Stored data
----------
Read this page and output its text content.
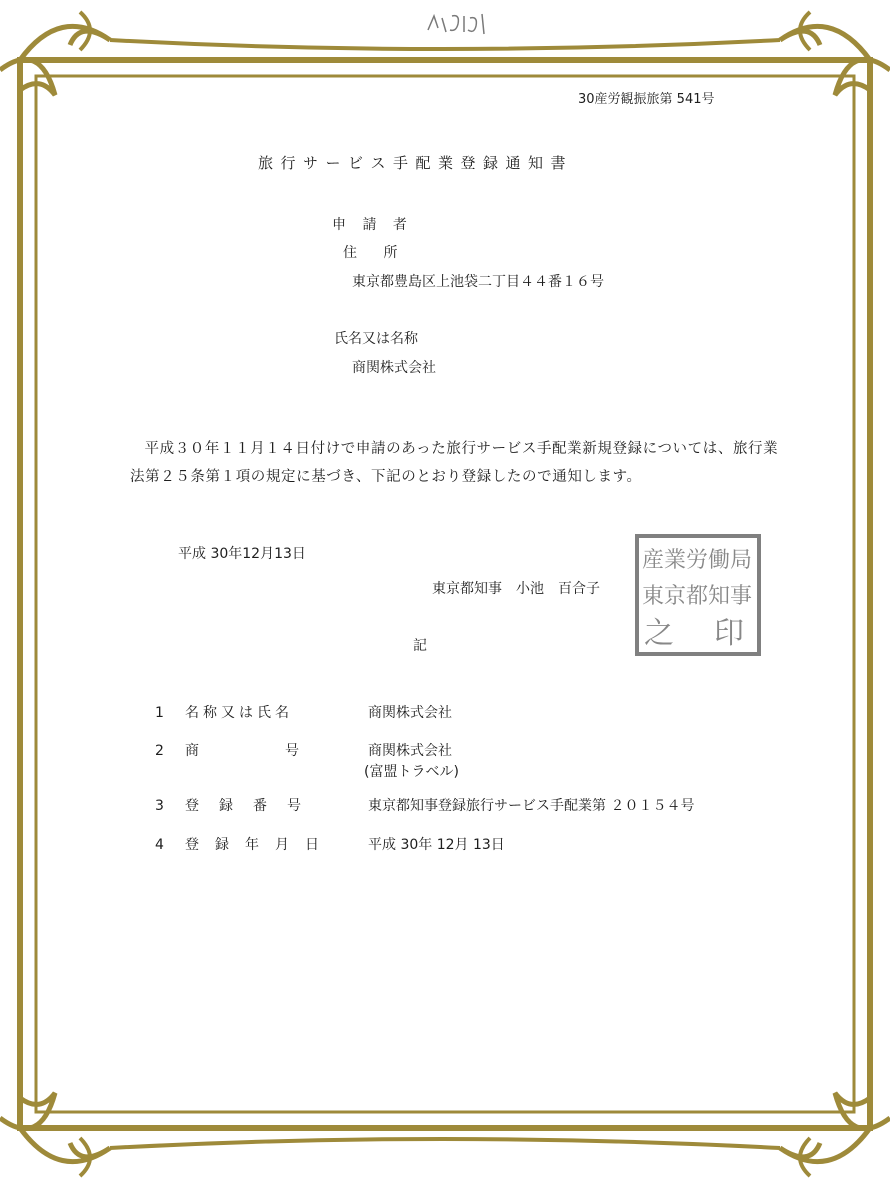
30産労観振旅第 541号
旅行サービス手配業登録通知書
申 請 者
住 所
東京都豊島区上池袋二丁目４４番１６号
氏名又は名称
商関株式会社
平成３０年１１月１４日付けで申請のあった旅行サービス手配業新規登録については、旅行業法第２５条第１項の規定に基づき、下記のとおり登録したので通知します。
平成 30年12月13日
東京都知事　小池　百合子
産業労働局
東京都知事
之 印
記
1 名称又は氏名	商関株式会社
2 商　　　　号	商関株式会社
(富盟トラベル)
3 登　録　番　号	東京都知事登録旅行サービス手配業第 ２０１５４号
4 登　録　年　月　日	平成 30年 12月 13日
----------
> _Objective_
Each entry should be repeated exactly as it appears; the pictures stay out.

> _Complete response_
Read this page and output its text content.
30産労観振旅第 541号
旅行サービス手配業登録通知書
申 請 者
住 所
東京都豊島区上池袋二丁目４４番１６号
氏名又は名称
商関株式会社
平成３０年１１月１４日付けで申請のあった旅行サービス手配業新規登録については、旅行業法第２５条第１項の規定に基づき、下記のとおり登録したので通知します。
平成 30年12月13日
東京都知事　小池　百合子
産業労働局
東京都知事
之 印
記
1 名称又は氏名	商関株式会社
2 商　　　　号	商関株式会社
(富盟トラベル)
3 登　録　番　号	東京都知事登録旅行サービス手配業第 ２０１５４号
4 登　録　年　月　日	平成 30年 12月 13日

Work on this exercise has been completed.